## Provided information
######
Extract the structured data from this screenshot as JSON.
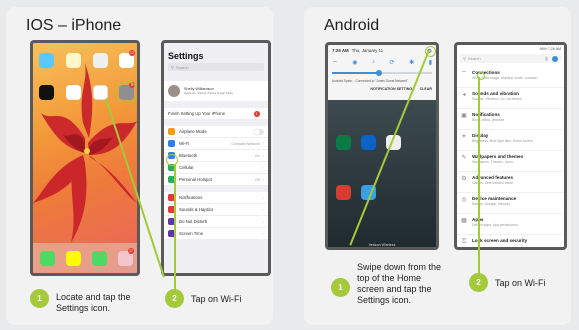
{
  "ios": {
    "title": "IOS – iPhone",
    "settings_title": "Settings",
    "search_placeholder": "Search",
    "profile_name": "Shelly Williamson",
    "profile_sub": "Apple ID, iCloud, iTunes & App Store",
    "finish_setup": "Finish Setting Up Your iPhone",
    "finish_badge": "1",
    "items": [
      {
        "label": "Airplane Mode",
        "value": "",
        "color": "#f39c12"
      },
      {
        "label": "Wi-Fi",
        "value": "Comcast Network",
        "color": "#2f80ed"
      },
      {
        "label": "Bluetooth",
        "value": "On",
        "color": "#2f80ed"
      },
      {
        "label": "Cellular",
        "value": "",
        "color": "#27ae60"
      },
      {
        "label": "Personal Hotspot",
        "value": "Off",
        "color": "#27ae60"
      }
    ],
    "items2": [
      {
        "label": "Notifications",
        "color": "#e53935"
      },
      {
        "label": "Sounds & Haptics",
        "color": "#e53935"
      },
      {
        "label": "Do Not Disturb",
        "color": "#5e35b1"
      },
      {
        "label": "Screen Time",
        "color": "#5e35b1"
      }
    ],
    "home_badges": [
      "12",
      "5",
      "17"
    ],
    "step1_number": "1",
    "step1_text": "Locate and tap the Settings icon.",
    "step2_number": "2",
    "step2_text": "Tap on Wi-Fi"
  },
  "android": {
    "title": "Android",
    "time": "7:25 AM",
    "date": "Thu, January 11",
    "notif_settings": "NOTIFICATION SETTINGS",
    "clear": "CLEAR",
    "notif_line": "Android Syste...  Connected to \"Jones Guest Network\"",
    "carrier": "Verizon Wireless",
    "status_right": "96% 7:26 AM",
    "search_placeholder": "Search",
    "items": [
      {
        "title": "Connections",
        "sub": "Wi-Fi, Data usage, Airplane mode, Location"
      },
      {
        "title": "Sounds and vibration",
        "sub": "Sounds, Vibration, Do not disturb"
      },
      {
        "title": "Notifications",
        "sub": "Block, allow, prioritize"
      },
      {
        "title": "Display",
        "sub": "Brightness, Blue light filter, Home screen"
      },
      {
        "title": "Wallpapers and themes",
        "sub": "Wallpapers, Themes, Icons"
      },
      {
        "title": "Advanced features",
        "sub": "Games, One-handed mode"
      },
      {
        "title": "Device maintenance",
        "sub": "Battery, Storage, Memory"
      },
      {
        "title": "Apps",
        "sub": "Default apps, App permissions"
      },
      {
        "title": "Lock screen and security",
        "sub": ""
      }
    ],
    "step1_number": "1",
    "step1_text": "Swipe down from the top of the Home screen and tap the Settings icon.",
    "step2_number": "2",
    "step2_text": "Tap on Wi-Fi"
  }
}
######
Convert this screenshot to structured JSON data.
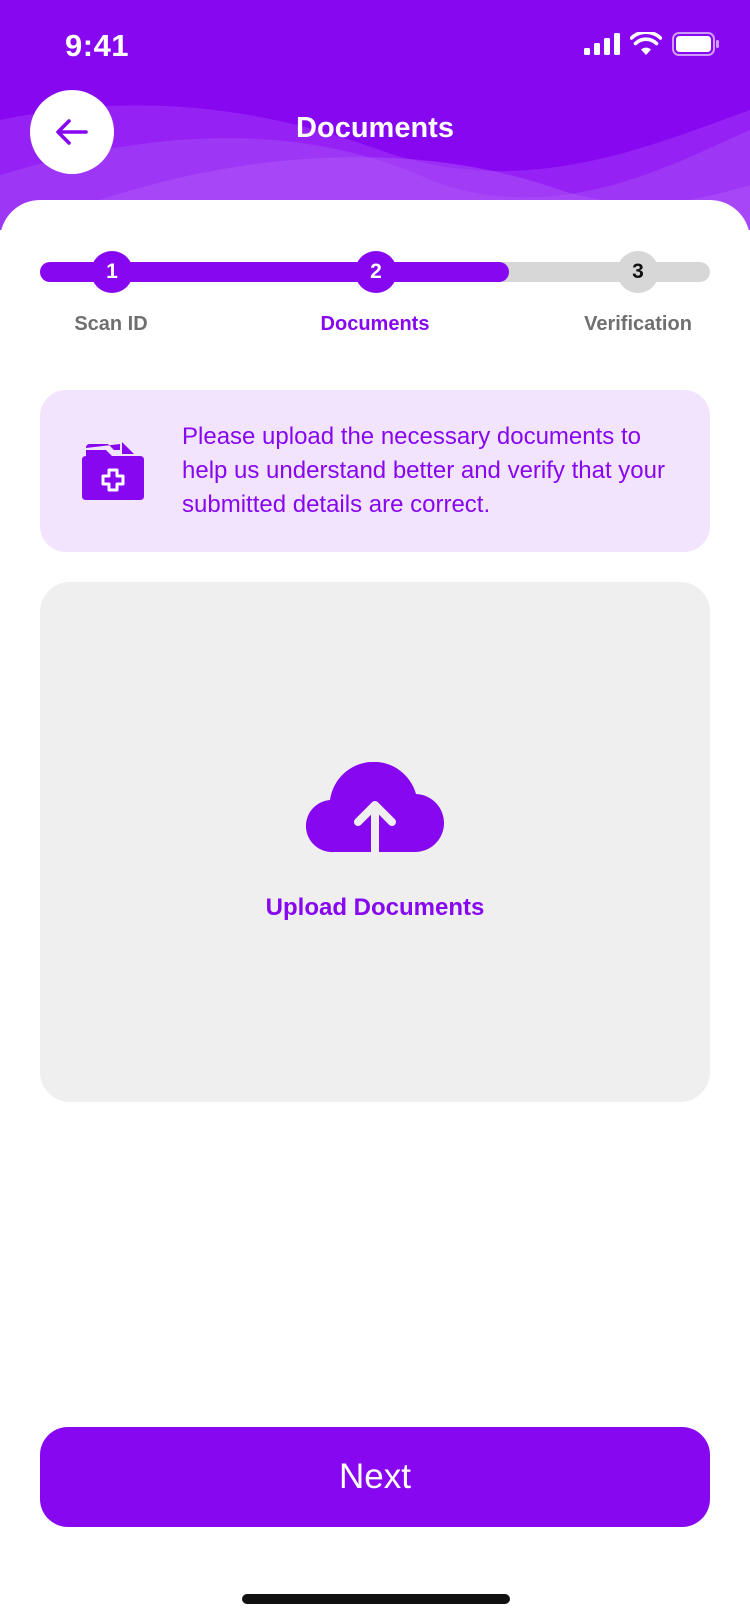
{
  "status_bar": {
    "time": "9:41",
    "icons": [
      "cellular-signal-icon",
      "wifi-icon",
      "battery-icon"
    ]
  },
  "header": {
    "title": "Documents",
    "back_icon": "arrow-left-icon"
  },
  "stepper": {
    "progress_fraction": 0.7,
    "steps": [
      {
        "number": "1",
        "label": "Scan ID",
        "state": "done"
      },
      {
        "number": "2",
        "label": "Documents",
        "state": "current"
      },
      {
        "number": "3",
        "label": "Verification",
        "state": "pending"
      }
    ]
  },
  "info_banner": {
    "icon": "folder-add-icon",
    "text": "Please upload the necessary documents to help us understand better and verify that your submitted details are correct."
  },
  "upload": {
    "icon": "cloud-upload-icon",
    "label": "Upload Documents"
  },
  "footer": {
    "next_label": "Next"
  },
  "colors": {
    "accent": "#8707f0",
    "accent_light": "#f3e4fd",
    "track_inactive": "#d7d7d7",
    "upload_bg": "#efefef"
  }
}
######
## Job
Find the string "structured" in the listing and return every line that holds it.

## Reply to the exercise
Extract the structured data from this screenshot as JSON.
Convert this screenshot to structured JSON data.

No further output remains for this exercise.